Collected data entries:
☆ ☆ ☆

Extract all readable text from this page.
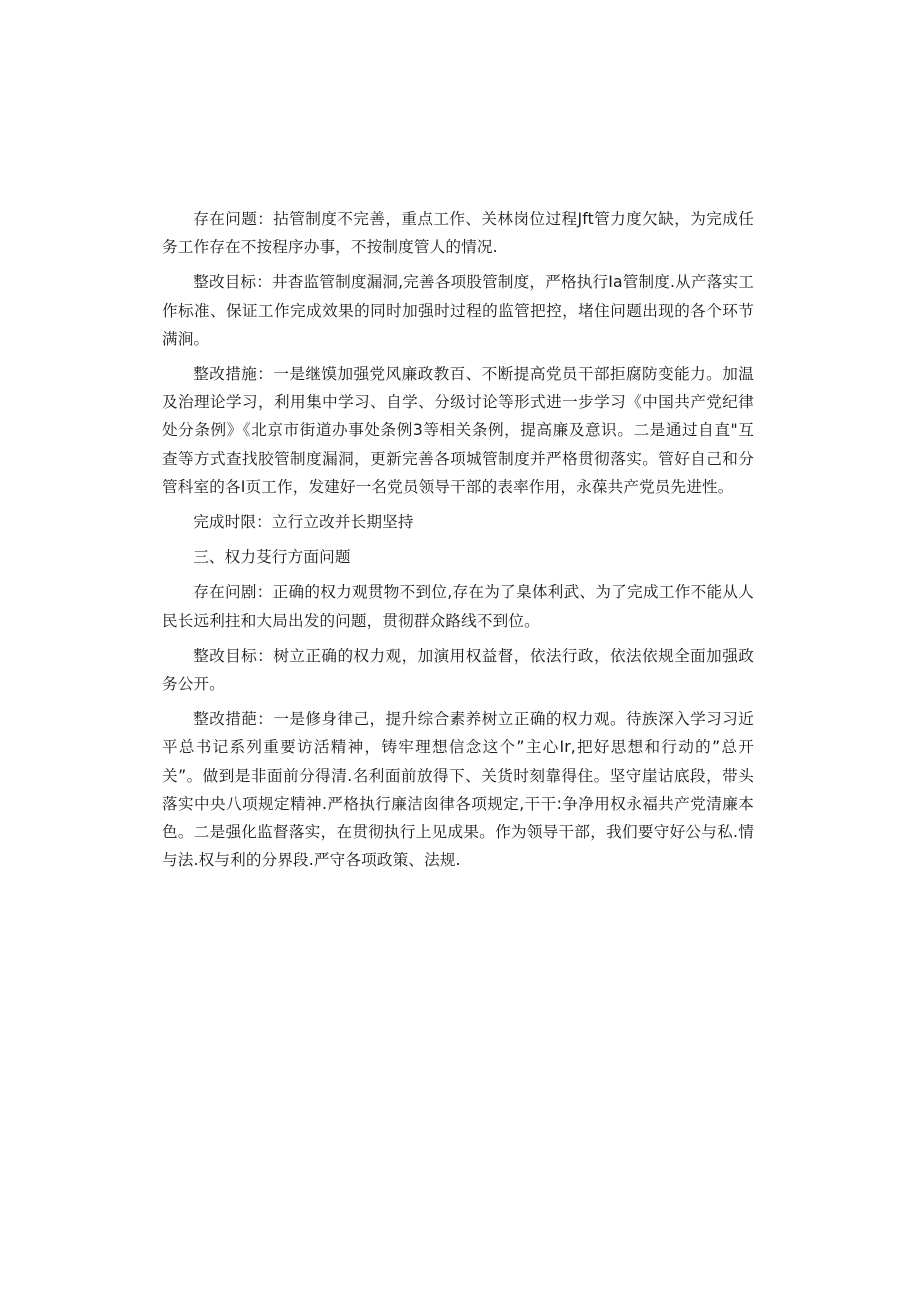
存在问题：拈管制度不完善，重点工作、关林岗位过程Jft管力度欠缺，为完成任务工作存在不按程序办事，不按制度管人的情况.

整改目标：井杳监管制度漏洞,完善各项股管制度，严格执行Ia管制度.从产落实工作标准、保证工作完成效果的同时加强时过程的监管把控，堵住问题出现的各个环节满涧。

整改措施：一是继馍加强党风廉政教百、不断提高党员干部拒腐防变能力。加温及治理论学习，利用集中学习、自学、分级讨论等形式进一步学习《中国共产党纪律处分条例》《北京市街道办事处条例3等相关条例，提高廉及意识。二是通过自直"互查等方式查找胶管制度漏洞，更新完善各项城管制度并严格贯彻落实。管好自己和分管科室的各I页工作，发建好一名党员领导干部的表率作用，永葆共产党员先进性。

完成时限：立行立改并长期坚持

三、权力芟行方面问题

存在问剧：正确的权力观贯物不到位,存在为了臬体利武、为了完成工作不能从人民长远利拄和大局出发的问题，贯彻群众路线不到位。

整改目标：树立正确的权力观，加演用权益督，依法行政，依法依规全面加强政务公开。

整改措葩：一是修身律己，提升综合素养树立正确的权力观。待族深入学习习近平总书记系列重要访活精神，铸牢理想信念这个”主心Ir,把好思想和行动的”总开关”。做到是非面前分得清.名利面前放得下、关货时刻靠得住。坚守崖诂底段，带头落实中央八项规定精神.严格执行廉洁囱律各项规定,干干:争净用权永福共产党清廉本色。二是强化监督落实，在贯彻执行上见成果。作为领导干部，我们要守好公与私.情与法.权与利的分界段.严守各项政策、法规.
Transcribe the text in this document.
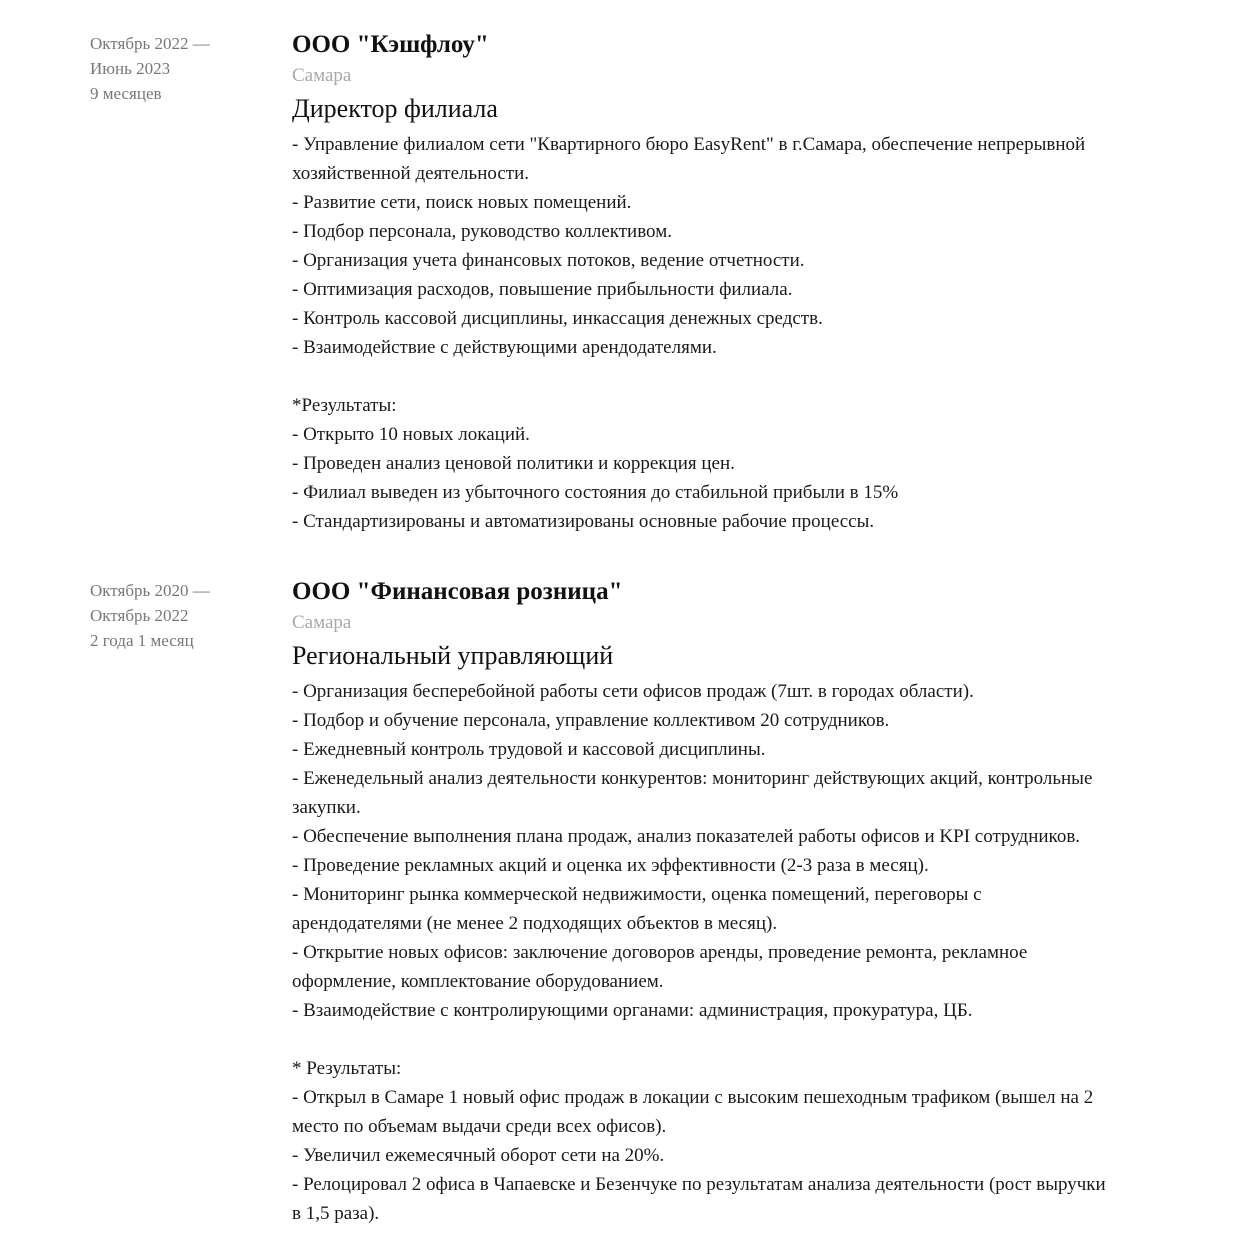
Октябрь 2022 —
Июнь 2023
9 месяцев
ООО "Кэшфлоу"
Самара
Директор филиала
- Управление филиалом сети "Квартирного бюро EasyRent" в г.Самара, обеспечение непрерывной
хозяйственной деятельности.
- Развитие сети, поиск новых помещений.
- Подбор персонала, руководство коллективом.
- Организация учета финансовых потоков, ведение отчетности.
- Оптимизация расходов, повышение прибыльности филиала.
- Контроль кассовой дисциплины, инкассация денежных средств.
- Взаимодействие с действующими арендодателями.
*Результаты:
- Открыто 10 новых локаций.
- Проведен анализ ценовой политики и коррекция цен.
- Филиал выведен из убыточного состояния до стабильной прибыли в 15%
- Стандартизированы и автоматизированы основные рабочие процессы.
Октябрь 2020 —
Октябрь 2022
2 года 1 месяц
ООО "Финансовая розница"
Самара
Региональный управляющий
- Организация бесперебойной работы сети офисов продаж (7шт. в городах области).
- Подбор и обучение персонала, управление коллективом 20 сотрудников.
- Ежедневный контроль трудовой и кассовой дисциплины.
- Еженедельный анализ деятельности конкурентов: мониторинг действующих акций, контрольные
закупки.
- Обеспечение выполнения плана продаж, анализ показателей работы офисов и KPI сотрудников.
- Проведение рекламных акций и оценка их эффективности (2-3 раза в месяц).
- Мониторинг рынка коммерческой недвижимости, оценка помещений, переговоры с
арендодателями (не менее 2 подходящих объектов в месяц).
- Открытие новых офисов: заключение договоров аренды, проведение ремонта, рекламное
оформление, комплектование оборудованием.
- Взаимодействие с контролирующими органами: администрация, прокуратура, ЦБ.
* Результаты:
- Открыл в Самаре 1 новый офис продаж в локации с высоким пешеходным трафиком (вышел на 2
место по объемам выдачи среди всех офисов).
- Увеличил ежемесячный оборот сети на 20%.
- Релоцировал 2 офиса в Чапаевске и Безенчуке по результатам анализа деятельности (рост выручки
в 1,5 раза).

☆ ☆ ☆

§ EXERCISE DIRECTIONS: Without the pictures, return all the records precisely as they stand.

§ WORKED SOLUTION:
Extract all readable text from this page.
存在问题：拈管制度不完善，重点工作、关林岗位过程Jft管力度欠缺，为完成任务工作存在不按程序办事，不按制度管人的情况.

整改目标：井杳监管制度漏洞,完善各项股管制度，严格执行Ia管制度.从产落实工作标准、保证工作完成效果的同时加强时过程的监管把控，堵住问题出现的各个环节满涧。

整改措施：一是继馍加强党风廉政教百、不断提高党员干部拒腐防变能力。加温及治理论学习，利用集中学习、自学、分级讨论等形式进一步学习《中国共产党纪律处分条例》《北京市街道办事处条例3等相关条例，提高廉及意识。二是通过自直"互查等方式查找胶管制度漏洞，更新完善各项城管制度并严格贯彻落实。管好自己和分管科室的各I页工作，发建好一名党员领导干部的表率作用，永葆共产党员先进性。

完成时限：立行立改并长期坚持

三、权力芟行方面问题

存在问剧：正确的权力观贯物不到位,存在为了臬体利武、为了完成工作不能从人民长远利拄和大局出发的问题，贯彻群众路线不到位。

整改目标：树立正确的权力观，加演用权益督，依法行政，依法依规全面加强政务公开。

整改措葩：一是修身律己，提升综合素养树立正确的权力观。待族深入学习习近平总书记系列重要访活精神，铸牢理想信念这个”主心Ir,把好思想和行动的”总开关”。做到是非面前分得清.名利面前放得下、关货时刻靠得住。坚守崖诂底段，带头落实中央八项规定精神.严格执行廉洁囱律各项规定,干干:争净用权永福共产党清廉本色。二是强化监督落实，在贯彻执行上见成果。作为领导干部，我们要守好公与私.情与法.权与利的分界段.严守各项政策、法规.
Transcribe the text in this document.
Октябрь 2022 —
Июнь 2023
9 месяцев
ООО "Кэшфлоу"
Самара
Директор филиала
- Управление филиалом сети "Квартирного бюро EasyRent" в г.Самара, обеспечение непрерывной
хозяйственной деятельности.
- Развитие сети, поиск новых помещений.
- Подбор персонала, руководство коллективом.
- Организация учета финансовых потоков, ведение отчетности.
- Оптимизация расходов, повышение прибыльности филиала.
- Контроль кассовой дисциплины, инкассация денежных средств.
- Взаимодействие с действующими арендодателями.
*Результаты:
- Открыто 10 новых локаций.
- Проведен анализ ценовой политики и коррекция цен.
- Филиал выведен из убыточного состояния до стабильной прибыли в 15%
- Стандартизированы и автоматизированы основные рабочие процессы.
Октябрь 2020 —
Октябрь 2022
2 года 1 месяц
ООО "Финансовая розница"
Самара
Региональный управляющий
- Организация бесперебойной работы сети офисов продаж (7шт. в городах области).
- Подбор и обучение персонала, управление коллективом 20 сотрудников.
- Ежедневный контроль трудовой и кассовой дисциплины.
- Еженедельный анализ деятельности конкурентов: мониторинг действующих акций, контрольные
закупки.
- Обеспечение выполнения плана продаж, анализ показателей работы офисов и KPI сотрудников.
- Проведение рекламных акций и оценка их эффективности (2-3 раза в месяц).
- Мониторинг рынка коммерческой недвижимости, оценка помещений, переговоры с
арендодателями (не менее 2 подходящих объектов в месяц).
- Открытие новых офисов: заключение договоров аренды, проведение ремонта, рекламное
оформление, комплектование оборудованием.
- Взаимодействие с контролирующими органами: администрация, прокуратура, ЦБ.
* Результаты:
- Открыл в Самаре 1 новый офис продаж в локации с высоким пешеходным трафиком (вышел на 2
место по объемам выдачи среди всех офисов).
- Увеличил ежемесячный оборот сети на 20%.
- Релоцировал 2 офиса в Чапаевске и Безенчуке по результатам анализа деятельности (рост выручки
в 1,5 раза).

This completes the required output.